Required work -
Read through the records below and copy each line that uses the word "title".

>> Begin Excerpted records

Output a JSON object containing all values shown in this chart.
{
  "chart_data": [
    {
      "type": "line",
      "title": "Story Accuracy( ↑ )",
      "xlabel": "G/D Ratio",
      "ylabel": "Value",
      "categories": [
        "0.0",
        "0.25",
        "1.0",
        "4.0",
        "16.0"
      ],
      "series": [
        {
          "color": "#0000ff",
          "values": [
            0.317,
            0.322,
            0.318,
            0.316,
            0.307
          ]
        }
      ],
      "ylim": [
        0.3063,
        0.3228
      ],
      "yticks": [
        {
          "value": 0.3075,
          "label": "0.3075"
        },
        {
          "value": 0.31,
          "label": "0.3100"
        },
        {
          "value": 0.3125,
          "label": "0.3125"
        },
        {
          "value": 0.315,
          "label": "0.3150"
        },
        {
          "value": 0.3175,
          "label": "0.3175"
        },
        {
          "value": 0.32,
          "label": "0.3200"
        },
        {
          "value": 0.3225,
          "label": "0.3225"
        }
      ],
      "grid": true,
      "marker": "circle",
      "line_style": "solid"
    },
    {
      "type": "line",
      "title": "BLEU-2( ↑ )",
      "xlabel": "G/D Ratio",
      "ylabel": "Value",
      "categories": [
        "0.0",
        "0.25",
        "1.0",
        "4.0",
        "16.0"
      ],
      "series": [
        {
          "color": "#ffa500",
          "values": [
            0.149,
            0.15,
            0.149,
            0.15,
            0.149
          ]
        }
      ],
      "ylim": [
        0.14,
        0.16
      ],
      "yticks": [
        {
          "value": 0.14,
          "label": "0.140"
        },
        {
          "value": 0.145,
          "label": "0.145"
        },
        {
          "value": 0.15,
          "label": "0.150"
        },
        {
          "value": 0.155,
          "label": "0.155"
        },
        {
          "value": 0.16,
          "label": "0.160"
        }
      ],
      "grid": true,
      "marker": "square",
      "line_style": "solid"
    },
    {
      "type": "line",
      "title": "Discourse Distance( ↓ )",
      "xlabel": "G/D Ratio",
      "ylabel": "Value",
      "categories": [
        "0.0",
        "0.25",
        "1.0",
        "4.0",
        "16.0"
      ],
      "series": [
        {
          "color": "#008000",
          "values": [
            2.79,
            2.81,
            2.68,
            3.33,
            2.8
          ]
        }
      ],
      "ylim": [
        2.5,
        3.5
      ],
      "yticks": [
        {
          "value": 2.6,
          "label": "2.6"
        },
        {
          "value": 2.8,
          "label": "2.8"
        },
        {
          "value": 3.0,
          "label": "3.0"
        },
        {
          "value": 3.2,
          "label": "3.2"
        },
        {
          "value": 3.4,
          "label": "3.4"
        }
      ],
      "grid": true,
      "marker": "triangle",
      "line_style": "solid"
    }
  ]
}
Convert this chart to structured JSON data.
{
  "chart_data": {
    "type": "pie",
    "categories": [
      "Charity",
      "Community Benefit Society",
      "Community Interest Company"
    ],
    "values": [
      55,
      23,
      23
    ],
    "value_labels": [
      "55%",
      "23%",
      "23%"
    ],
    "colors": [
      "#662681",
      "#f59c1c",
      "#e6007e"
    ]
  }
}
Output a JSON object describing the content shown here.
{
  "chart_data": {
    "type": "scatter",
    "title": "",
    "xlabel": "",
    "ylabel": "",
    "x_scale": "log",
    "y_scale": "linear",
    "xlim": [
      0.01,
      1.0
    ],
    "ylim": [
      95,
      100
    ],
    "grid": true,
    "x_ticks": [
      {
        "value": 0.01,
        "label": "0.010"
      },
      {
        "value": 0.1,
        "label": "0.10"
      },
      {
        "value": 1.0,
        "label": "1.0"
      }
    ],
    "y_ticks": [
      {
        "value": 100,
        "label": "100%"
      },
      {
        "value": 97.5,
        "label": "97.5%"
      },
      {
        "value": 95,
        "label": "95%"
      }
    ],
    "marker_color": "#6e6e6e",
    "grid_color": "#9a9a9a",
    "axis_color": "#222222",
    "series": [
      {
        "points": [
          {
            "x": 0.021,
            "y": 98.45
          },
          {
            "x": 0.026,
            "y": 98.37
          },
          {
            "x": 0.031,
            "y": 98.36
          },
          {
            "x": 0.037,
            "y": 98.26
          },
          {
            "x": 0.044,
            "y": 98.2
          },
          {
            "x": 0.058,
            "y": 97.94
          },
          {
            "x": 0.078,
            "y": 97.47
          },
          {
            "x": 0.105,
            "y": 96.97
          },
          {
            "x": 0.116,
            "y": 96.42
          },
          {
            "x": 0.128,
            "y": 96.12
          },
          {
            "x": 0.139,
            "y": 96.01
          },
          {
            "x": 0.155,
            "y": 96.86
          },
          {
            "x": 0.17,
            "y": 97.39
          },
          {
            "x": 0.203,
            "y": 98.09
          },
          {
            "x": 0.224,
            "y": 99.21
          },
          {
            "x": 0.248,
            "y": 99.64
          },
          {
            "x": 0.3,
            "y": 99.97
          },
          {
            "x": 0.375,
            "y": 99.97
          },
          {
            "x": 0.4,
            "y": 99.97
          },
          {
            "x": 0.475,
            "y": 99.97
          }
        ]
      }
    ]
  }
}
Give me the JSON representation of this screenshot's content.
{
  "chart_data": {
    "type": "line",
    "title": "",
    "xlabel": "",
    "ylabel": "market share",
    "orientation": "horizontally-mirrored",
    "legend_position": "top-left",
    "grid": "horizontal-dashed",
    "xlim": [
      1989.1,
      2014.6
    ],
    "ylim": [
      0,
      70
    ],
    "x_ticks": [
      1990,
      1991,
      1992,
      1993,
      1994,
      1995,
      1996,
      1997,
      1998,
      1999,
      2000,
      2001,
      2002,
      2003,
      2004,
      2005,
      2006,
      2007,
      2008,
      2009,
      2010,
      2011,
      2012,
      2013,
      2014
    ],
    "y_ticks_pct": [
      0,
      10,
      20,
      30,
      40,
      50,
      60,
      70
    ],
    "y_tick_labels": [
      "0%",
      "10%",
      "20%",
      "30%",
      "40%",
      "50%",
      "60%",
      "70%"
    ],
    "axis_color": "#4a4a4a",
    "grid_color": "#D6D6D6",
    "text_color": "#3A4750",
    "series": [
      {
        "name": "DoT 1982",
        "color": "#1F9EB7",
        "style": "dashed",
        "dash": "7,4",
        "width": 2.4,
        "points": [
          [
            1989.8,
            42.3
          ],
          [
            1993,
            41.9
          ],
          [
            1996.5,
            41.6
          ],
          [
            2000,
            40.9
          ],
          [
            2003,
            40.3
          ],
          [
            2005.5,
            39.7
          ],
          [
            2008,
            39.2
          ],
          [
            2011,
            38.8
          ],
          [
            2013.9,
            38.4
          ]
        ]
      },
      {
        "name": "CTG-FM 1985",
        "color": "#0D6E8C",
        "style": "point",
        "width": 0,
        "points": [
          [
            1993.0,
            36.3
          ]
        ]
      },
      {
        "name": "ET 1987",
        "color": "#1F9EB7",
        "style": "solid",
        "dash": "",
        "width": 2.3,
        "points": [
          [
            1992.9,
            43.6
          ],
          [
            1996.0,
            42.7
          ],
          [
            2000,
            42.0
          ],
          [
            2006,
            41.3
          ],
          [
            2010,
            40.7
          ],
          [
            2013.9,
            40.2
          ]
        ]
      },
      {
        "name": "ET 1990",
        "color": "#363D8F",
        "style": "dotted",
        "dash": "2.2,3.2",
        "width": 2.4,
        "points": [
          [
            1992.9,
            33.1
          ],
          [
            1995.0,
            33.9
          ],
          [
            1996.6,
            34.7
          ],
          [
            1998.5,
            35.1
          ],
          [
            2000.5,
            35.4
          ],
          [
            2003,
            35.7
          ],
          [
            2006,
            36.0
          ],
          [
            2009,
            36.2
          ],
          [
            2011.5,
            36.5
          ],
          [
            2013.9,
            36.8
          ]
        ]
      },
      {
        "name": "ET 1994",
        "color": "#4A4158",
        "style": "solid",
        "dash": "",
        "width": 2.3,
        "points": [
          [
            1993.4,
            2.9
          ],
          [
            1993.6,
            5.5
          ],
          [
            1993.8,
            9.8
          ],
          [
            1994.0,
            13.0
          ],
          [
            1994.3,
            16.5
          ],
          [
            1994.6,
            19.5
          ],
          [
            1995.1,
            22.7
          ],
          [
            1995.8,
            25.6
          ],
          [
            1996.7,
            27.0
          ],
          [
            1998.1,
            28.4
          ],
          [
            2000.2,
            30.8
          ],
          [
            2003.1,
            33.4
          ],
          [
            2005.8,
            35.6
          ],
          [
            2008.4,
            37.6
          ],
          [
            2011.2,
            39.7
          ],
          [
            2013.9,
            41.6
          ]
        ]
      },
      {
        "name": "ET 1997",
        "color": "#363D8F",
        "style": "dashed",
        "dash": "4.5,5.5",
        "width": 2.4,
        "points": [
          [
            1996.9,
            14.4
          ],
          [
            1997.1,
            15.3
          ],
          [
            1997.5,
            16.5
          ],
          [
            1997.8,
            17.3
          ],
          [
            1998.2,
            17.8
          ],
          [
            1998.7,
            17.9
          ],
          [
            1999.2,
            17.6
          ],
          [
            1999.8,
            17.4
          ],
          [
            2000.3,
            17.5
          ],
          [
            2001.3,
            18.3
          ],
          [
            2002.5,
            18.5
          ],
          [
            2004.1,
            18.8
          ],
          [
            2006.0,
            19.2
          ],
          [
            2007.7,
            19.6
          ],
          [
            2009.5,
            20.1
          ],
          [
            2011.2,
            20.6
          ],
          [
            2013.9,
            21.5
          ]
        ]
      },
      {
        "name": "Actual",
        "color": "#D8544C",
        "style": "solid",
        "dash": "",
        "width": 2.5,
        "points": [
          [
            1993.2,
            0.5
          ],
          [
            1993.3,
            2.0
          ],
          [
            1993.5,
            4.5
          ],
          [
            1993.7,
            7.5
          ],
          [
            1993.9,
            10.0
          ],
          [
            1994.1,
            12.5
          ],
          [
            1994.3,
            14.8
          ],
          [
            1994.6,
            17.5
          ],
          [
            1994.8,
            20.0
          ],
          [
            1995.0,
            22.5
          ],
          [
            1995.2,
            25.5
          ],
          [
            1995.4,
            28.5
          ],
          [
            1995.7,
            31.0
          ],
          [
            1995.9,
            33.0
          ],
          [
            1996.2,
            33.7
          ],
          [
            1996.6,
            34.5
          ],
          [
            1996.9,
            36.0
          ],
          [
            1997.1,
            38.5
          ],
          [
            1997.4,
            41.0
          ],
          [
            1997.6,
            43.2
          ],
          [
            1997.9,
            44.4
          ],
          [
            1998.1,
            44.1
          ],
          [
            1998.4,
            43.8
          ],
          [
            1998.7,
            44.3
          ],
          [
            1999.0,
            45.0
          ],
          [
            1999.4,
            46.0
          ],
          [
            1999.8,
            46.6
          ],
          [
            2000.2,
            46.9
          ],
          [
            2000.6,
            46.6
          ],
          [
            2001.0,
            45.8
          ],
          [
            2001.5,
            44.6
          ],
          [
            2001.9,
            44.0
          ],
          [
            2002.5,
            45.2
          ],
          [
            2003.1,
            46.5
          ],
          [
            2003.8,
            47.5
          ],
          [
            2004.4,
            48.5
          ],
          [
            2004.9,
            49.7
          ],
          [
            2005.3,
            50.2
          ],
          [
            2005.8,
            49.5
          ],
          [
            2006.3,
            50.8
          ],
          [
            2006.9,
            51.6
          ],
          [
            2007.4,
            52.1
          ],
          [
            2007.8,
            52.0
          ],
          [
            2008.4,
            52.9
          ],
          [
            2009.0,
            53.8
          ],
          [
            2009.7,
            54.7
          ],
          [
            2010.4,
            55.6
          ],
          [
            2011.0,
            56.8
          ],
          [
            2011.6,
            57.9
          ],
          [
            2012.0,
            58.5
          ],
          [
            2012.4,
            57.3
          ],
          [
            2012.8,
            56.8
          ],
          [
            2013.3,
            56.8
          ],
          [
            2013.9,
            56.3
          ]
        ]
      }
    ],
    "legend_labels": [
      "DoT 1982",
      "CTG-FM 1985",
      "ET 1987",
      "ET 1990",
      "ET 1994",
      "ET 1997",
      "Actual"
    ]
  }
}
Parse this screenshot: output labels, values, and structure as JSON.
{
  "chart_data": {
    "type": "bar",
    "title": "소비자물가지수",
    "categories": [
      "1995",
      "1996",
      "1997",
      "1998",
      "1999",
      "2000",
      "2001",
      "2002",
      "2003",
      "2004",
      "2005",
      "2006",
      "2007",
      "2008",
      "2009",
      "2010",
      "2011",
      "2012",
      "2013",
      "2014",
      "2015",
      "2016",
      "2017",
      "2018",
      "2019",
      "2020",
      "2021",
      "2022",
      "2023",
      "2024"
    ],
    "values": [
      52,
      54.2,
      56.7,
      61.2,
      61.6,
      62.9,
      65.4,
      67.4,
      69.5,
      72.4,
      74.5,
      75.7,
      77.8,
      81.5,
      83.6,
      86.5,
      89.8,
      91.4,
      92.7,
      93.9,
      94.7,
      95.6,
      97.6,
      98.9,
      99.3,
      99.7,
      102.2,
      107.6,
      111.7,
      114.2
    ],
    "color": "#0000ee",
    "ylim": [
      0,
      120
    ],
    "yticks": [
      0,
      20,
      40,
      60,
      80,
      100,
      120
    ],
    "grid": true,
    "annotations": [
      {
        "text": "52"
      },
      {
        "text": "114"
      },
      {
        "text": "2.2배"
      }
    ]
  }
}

>> End Excerpted records

Solution to this problem -
      "title": "Story Accuracy( ↑ )",
      "title": "BLEU-2( ↑ )",
      "title": "Discourse Distance( ↓ )",
    "title": "",
    "title": "",
    "title": "소비자물가지수",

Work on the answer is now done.